BEGIN DATA SHOWN

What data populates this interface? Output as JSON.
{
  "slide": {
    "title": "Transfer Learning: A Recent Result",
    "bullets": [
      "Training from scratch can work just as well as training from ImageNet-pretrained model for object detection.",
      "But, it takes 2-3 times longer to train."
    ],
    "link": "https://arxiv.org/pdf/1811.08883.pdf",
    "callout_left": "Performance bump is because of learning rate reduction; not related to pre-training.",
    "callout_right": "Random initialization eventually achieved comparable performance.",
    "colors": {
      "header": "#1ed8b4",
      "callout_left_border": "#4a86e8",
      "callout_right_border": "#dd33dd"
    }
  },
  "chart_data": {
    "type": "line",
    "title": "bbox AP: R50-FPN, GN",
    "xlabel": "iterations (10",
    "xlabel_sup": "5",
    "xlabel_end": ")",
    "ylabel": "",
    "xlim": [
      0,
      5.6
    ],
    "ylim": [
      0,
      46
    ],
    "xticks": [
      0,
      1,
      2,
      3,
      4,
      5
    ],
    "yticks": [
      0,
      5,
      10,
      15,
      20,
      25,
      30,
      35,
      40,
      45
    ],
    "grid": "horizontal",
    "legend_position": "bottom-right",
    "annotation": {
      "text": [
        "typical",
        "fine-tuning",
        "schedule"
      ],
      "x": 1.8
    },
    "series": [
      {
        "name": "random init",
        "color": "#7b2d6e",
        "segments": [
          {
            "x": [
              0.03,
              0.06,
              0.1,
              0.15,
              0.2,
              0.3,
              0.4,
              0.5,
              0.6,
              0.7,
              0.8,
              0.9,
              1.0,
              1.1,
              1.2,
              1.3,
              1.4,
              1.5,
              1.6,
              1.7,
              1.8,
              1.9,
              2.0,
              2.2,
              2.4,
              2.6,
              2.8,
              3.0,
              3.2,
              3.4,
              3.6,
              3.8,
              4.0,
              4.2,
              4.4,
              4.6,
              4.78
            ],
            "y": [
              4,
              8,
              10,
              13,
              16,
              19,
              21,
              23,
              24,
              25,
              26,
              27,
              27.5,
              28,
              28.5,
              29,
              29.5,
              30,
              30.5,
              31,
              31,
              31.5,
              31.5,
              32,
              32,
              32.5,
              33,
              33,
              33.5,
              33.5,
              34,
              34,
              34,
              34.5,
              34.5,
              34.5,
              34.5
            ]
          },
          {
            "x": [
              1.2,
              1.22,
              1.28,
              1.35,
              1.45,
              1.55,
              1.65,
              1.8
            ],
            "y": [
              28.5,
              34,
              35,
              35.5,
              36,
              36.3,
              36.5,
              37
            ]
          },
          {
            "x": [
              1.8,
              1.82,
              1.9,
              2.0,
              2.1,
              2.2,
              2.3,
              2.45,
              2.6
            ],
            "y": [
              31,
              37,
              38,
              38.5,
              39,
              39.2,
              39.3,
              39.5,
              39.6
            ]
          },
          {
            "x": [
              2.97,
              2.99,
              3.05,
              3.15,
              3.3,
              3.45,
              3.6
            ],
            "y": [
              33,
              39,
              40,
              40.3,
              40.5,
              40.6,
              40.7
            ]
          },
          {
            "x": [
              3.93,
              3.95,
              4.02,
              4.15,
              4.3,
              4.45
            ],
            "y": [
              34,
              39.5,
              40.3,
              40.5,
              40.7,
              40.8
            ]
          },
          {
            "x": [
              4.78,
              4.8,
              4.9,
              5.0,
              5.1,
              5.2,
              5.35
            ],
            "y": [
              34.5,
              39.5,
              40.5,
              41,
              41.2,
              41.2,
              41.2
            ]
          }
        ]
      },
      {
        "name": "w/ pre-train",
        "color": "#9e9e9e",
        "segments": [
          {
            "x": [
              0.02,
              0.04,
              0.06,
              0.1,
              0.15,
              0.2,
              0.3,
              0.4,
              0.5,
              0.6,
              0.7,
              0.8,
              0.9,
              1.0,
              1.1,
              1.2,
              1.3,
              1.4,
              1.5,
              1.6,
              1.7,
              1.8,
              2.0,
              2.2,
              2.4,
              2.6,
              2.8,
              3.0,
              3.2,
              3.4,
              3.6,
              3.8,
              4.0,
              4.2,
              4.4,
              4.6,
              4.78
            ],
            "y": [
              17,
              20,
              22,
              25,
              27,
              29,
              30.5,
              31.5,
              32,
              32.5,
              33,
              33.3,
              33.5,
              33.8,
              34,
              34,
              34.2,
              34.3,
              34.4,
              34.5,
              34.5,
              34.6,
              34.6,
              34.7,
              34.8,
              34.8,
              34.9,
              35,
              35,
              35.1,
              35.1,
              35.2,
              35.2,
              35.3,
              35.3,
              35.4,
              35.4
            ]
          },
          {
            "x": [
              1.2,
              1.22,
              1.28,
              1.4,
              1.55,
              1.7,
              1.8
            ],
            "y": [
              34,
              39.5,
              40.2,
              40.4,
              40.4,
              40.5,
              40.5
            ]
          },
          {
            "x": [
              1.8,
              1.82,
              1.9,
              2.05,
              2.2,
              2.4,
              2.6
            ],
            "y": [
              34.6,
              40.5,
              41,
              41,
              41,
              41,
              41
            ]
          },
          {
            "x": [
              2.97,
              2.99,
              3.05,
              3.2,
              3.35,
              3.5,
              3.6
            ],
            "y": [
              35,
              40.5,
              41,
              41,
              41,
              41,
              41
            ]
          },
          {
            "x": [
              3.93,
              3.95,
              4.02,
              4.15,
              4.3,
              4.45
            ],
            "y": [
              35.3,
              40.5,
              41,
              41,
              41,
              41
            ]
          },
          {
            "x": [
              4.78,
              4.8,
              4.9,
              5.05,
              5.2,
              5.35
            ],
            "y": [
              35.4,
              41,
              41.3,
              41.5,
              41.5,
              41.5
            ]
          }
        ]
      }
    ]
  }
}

END DATA SHOWN

In the entries above, identify each line that includes the string "training", then copy it.

      "Training from scratch can work just as well as training from ImageNet-pretrained model for object detection.",
    "callout_left": "Performance bump is because of learning rate reduction; not related to pre-training.",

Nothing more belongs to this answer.